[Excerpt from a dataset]
+++

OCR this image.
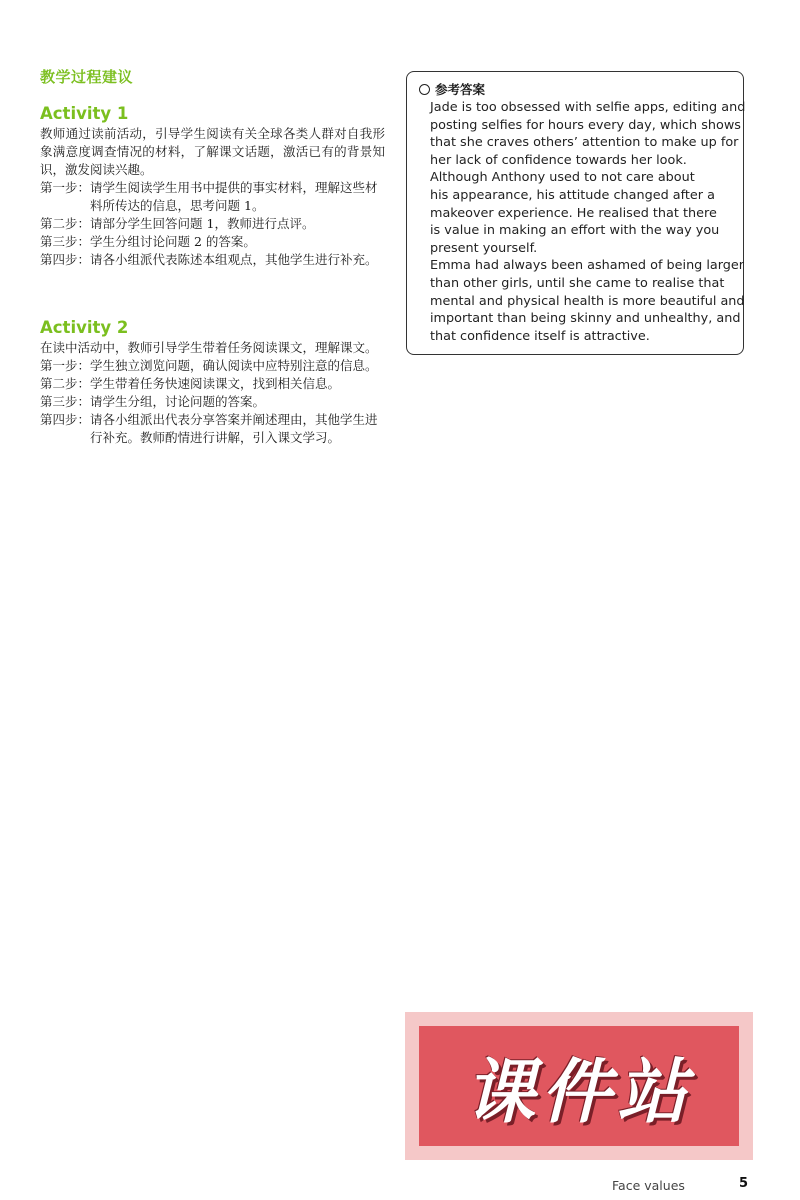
教学过程建议
Activity 1

教师通过读前活动，引导学生阅读有关全球各类人群对自我形象满意度调查情况的材料，了解课文话题，激活已有的背景知识，激发阅读兴趣。

第一步： 请学生阅读学生用书中提供的事实材料，理解这些材料所传达的信息，思考问题 1。
第二步： 请部分学生回答问题 1，教师进行点评。
第三步： 学生分组讨论问题 2 的答案。
第四步： 请各小组派代表陈述本组观点，其他学生进行补充。
Activity 2

在读中活动中，教师引导学生带着任务阅读课文，理解课文。

第一步： 学生独立浏览问题，确认阅读中应特别注意的信息。
第二步： 学生带着任务快速阅读课文，找到相关信息。
第三步： 请学生分组，讨论问题的答案。
第四步： 请各小组派出代表分享答案并阐述理由，其他学生进行补充。教师酌情进行讲解，引入课文学习。
参考答案
Jade is too obsessed with selfie apps, editing and
posting selfies for hours every day, which shows
that she craves others’ attention to make up for
her lack of confidence towards her look.
Although Anthony used to not care about
his appearance, his attitude changed after a
makeover experience. He realised that there
is value in making an effort with the way you
present yourself.
Emma had always been ashamed of being larger
than other girls, until she came to realise that
mental and physical health is more beautiful and
important than being skinny and unhealthy, and
that confidence itself is attractive.
课件站
Face values	5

+++

**THE REQUEST**
Without the images, write out each line of the data verbatim.

**FULL ANSWER**
OCR this image.
教学过程建议
Activity 1

教师通过读前活动，引导学生阅读有关全球各类人群对自我形象满意度调查情况的材料，了解课文话题，激活已有的背景知识，激发阅读兴趣。

第一步： 请学生阅读学生用书中提供的事实材料，理解这些材料所传达的信息，思考问题 1。
第二步： 请部分学生回答问题 1，教师进行点评。
第三步： 学生分组讨论问题 2 的答案。
第四步： 请各小组派代表陈述本组观点，其他学生进行补充。
Activity 2

在读中活动中，教师引导学生带着任务阅读课文，理解课文。

第一步： 学生独立浏览问题，确认阅读中应特别注意的信息。
第二步： 学生带着任务快速阅读课文，找到相关信息。
第三步： 请学生分组，讨论问题的答案。
第四步： 请各小组派出代表分享答案并阐述理由，其他学生进行补充。教师酌情进行讲解，引入课文学习。
参考答案
Jade is too obsessed with selfie apps, editing and
posting selfies for hours every day, which shows
that she craves others’ attention to make up for
her lack of confidence towards her look.
Although Anthony used to not care about
his appearance, his attitude changed after a
makeover experience. He realised that there
is value in making an effort with the way you
present yourself.
Emma had always been ashamed of being larger
than other girls, until she came to realise that
mental and physical health is more beautiful and
important than being skinny and unhealthy, and
that confidence itself is attractive.
课件站
Face values	5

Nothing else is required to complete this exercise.